▶ Task objective
Isolate every line in the data with the string "this" and copy it.

---------- Material ----------

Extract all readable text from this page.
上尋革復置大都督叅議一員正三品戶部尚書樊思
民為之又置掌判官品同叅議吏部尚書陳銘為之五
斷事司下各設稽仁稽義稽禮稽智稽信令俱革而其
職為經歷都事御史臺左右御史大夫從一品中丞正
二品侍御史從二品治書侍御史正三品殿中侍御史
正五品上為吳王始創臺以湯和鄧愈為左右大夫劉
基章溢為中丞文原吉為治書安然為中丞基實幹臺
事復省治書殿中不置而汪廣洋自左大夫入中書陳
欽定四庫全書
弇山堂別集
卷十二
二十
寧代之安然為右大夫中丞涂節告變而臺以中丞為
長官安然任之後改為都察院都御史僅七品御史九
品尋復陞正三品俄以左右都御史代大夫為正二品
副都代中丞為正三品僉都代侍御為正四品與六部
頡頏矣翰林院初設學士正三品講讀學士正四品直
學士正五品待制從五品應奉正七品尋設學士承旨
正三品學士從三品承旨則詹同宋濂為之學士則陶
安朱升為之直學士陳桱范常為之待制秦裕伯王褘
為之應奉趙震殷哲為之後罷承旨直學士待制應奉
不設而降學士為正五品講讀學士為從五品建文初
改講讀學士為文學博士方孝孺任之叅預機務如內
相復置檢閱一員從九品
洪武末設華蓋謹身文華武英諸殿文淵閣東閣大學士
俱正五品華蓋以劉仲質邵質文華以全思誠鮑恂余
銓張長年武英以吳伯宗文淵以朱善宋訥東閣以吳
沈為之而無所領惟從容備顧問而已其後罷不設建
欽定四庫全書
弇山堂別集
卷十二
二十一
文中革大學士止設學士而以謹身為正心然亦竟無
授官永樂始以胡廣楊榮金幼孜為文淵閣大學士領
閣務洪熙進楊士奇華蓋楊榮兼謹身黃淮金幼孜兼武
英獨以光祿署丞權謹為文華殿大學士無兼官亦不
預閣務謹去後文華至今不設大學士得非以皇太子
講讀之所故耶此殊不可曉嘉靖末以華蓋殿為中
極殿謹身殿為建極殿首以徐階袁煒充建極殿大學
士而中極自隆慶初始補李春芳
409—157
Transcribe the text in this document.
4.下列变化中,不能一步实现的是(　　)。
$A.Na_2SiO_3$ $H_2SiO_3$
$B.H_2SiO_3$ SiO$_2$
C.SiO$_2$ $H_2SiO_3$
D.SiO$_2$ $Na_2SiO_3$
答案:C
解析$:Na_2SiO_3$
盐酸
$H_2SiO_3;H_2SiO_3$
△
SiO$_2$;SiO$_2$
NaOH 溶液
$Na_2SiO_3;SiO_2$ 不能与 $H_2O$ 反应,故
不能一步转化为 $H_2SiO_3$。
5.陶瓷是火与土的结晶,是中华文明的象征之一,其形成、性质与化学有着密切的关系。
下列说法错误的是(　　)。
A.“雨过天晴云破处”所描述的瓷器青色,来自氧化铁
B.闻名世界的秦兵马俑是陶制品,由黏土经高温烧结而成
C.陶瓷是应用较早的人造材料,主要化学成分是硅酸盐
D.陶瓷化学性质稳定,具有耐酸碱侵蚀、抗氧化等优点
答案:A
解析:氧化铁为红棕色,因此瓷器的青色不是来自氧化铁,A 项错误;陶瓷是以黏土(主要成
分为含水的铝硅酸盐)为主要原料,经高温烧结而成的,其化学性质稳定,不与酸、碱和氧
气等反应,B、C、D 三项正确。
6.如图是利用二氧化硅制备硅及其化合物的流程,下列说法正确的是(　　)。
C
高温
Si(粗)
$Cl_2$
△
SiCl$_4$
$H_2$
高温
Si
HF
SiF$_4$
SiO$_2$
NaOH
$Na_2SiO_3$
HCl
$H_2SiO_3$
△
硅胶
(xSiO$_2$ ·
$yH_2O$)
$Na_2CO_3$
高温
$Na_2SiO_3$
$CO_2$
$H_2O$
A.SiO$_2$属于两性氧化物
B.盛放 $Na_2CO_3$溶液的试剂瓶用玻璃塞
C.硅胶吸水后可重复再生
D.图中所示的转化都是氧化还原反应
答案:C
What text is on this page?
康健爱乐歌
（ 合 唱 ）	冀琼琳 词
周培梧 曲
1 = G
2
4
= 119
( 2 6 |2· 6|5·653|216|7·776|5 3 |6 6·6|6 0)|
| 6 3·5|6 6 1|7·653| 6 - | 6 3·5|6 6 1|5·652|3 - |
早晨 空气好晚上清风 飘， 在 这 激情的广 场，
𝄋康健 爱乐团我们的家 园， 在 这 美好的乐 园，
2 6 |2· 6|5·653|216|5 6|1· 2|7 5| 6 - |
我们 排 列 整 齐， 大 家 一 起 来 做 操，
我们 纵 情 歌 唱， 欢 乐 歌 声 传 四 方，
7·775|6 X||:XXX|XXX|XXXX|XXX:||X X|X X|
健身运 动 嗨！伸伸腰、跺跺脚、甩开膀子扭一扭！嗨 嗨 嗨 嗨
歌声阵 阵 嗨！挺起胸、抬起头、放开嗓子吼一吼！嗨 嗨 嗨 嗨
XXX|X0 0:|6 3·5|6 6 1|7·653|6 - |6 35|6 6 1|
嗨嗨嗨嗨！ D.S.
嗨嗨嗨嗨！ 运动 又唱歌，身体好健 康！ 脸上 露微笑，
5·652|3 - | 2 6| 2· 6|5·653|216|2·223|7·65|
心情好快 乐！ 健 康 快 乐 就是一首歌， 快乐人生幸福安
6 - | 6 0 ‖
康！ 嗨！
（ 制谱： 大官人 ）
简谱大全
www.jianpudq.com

----------

▶ Exercise solution
Extract all readable text from this page.
Transcribe the text in this document.
What text is on this page?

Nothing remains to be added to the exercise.